● **Task description**
List each line of the data that holds the string "nyní".

● **Rows**
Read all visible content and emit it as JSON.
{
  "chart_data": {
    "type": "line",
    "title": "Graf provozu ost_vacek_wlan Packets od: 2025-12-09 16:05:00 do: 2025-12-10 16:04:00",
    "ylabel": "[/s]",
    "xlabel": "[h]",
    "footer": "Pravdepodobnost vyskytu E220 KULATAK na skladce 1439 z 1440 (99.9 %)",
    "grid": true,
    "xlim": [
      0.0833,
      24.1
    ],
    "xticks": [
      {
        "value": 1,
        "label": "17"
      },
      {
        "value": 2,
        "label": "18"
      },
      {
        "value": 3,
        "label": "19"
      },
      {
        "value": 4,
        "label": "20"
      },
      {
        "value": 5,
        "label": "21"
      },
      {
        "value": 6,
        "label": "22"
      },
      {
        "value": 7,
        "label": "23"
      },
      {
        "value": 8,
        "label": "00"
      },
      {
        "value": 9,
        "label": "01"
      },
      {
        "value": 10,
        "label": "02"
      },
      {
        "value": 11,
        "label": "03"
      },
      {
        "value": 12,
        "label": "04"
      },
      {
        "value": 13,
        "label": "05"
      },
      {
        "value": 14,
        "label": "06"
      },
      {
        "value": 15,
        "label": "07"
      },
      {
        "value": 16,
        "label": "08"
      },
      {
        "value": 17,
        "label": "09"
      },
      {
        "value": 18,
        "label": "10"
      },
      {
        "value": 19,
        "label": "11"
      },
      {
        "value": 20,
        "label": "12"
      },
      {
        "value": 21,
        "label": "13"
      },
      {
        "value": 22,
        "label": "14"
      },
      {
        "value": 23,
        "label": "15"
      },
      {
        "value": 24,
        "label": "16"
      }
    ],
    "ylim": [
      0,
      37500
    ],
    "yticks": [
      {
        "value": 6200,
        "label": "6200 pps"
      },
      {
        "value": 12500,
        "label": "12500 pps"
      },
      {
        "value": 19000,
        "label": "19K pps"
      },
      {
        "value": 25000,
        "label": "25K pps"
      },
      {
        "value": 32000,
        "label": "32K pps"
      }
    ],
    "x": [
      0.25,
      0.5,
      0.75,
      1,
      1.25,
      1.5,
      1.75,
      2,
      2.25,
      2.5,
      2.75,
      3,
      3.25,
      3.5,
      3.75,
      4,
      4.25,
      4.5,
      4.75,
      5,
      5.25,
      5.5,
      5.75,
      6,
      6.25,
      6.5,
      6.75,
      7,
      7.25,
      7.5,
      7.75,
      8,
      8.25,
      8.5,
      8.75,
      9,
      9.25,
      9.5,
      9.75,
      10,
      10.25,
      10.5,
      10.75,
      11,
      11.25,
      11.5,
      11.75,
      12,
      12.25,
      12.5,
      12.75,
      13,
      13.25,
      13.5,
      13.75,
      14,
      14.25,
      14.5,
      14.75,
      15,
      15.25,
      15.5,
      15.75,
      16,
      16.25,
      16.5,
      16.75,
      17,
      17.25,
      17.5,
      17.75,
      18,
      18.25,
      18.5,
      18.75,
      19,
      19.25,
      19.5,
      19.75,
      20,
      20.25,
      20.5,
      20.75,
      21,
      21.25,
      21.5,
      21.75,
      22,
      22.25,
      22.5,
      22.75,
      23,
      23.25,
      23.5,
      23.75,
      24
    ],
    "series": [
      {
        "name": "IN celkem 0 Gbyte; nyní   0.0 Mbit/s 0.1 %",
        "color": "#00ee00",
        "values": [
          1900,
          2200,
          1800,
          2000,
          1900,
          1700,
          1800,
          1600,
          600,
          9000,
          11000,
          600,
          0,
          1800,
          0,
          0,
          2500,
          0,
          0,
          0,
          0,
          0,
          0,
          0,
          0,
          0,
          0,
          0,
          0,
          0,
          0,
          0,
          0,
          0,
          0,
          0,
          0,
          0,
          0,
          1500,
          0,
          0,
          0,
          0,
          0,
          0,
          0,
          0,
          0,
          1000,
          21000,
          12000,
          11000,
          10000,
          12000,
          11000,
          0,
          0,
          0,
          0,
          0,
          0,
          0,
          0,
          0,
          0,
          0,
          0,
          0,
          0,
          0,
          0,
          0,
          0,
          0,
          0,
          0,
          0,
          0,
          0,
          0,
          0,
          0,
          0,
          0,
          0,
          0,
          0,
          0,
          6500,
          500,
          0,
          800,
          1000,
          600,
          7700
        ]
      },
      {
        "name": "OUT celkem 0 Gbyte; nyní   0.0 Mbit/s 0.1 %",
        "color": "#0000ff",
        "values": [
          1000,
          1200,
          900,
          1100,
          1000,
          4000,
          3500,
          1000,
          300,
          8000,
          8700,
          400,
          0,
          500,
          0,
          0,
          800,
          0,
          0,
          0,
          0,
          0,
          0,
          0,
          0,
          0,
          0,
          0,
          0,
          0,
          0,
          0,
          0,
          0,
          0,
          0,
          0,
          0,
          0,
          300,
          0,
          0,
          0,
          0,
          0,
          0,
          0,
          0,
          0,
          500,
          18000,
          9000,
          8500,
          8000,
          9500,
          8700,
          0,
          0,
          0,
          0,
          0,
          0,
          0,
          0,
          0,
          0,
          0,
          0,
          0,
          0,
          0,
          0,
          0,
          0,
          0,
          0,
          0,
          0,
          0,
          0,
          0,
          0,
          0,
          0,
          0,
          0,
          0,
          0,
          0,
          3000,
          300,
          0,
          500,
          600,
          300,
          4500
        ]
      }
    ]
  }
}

● **Result of this exercise**
        "name": "IN celkem 0 Gbyte; nyní   0.0 Mbit/s 0.1 %",
        "name": "OUT celkem 0 Gbyte; nyní   0.0 Mbit/s 0.1 %",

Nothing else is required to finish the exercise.